BRIEF: How many lines of the records below contain the word "push"? Answer with the number alone.

# # # # # # #

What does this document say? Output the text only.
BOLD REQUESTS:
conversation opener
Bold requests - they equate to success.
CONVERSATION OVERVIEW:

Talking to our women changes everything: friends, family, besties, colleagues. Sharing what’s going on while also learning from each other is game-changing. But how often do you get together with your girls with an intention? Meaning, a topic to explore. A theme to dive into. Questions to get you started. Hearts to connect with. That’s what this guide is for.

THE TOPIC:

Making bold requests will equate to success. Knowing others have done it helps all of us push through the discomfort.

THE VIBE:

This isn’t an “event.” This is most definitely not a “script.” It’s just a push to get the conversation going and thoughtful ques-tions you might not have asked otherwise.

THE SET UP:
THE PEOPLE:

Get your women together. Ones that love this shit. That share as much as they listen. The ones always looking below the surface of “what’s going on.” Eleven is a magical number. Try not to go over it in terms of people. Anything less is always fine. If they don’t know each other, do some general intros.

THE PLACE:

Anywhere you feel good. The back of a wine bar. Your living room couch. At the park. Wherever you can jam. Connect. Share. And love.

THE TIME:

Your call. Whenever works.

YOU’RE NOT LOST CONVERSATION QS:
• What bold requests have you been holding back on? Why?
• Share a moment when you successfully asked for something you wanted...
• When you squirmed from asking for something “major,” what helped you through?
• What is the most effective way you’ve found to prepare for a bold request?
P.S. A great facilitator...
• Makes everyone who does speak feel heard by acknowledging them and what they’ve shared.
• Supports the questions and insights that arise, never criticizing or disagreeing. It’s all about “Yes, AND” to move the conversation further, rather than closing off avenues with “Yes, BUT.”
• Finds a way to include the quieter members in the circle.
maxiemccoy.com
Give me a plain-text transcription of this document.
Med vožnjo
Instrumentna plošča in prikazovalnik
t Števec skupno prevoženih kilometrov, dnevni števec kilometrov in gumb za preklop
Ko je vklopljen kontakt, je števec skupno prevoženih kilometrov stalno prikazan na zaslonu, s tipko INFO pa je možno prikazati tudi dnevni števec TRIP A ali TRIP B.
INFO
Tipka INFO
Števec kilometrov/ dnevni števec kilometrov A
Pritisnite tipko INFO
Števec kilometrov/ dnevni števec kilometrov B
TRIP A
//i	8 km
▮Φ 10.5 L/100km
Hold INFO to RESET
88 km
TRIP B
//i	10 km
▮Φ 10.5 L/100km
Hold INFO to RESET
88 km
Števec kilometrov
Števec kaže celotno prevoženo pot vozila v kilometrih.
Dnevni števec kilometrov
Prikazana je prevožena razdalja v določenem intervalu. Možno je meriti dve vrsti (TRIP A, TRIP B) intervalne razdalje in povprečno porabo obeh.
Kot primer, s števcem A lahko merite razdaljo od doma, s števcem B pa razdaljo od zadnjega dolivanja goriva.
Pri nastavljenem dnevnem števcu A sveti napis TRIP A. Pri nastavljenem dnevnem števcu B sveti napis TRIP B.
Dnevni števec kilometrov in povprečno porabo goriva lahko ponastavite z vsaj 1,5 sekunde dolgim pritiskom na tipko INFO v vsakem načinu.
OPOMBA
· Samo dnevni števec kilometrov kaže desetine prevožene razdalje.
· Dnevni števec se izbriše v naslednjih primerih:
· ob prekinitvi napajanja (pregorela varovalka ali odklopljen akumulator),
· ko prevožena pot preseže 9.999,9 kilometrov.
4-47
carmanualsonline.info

# # # # # # #

SOLUTION FOR THIS TASK: 2